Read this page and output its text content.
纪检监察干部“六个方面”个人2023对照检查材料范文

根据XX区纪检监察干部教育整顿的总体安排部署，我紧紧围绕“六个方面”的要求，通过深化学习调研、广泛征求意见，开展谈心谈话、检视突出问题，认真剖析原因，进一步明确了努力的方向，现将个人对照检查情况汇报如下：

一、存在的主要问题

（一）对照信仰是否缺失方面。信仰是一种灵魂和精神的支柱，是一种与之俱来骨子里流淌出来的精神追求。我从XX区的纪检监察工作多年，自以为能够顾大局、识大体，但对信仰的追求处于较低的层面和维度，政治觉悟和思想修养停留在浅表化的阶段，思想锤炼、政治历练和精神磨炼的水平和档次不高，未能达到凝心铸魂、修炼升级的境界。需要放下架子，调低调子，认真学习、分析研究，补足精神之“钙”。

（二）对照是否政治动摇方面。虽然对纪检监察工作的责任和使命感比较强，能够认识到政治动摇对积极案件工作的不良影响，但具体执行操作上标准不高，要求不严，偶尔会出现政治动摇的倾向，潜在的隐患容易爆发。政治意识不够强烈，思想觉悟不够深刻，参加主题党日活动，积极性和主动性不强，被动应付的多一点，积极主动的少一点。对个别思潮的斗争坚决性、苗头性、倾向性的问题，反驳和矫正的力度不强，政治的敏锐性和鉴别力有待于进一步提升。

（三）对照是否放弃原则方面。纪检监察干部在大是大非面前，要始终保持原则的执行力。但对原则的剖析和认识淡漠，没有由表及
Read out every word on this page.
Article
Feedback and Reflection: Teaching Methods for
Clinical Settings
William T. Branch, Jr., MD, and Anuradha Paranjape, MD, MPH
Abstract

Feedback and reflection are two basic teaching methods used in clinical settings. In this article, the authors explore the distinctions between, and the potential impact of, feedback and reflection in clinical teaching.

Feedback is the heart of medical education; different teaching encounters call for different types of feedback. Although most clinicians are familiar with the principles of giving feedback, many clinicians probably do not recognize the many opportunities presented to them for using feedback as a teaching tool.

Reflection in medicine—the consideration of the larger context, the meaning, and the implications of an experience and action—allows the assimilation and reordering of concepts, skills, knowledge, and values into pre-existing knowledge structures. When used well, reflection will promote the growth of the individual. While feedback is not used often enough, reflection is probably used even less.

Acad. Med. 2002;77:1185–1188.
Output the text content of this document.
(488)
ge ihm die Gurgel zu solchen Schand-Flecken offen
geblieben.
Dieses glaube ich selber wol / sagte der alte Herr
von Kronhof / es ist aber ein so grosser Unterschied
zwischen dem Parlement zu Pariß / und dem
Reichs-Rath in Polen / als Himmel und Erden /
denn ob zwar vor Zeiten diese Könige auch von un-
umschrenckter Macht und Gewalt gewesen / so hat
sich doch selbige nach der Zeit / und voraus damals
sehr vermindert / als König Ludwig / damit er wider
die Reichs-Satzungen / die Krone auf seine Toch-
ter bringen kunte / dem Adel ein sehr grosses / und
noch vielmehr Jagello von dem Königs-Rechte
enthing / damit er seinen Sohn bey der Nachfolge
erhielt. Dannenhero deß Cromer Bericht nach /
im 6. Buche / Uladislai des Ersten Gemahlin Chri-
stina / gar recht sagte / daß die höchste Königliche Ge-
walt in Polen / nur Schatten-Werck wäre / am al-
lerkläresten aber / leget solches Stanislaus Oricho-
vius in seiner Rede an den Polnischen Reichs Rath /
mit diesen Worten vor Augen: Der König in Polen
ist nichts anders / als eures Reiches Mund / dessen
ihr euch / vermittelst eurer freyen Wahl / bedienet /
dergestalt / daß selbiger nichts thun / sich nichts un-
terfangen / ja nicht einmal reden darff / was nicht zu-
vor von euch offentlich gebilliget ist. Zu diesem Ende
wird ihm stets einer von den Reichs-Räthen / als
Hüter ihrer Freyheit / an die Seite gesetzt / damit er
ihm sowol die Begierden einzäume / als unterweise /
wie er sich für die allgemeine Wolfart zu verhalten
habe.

• Task directions: Across the data above, how many lines include the word "六个方面"? Give only the count.

• Output: 2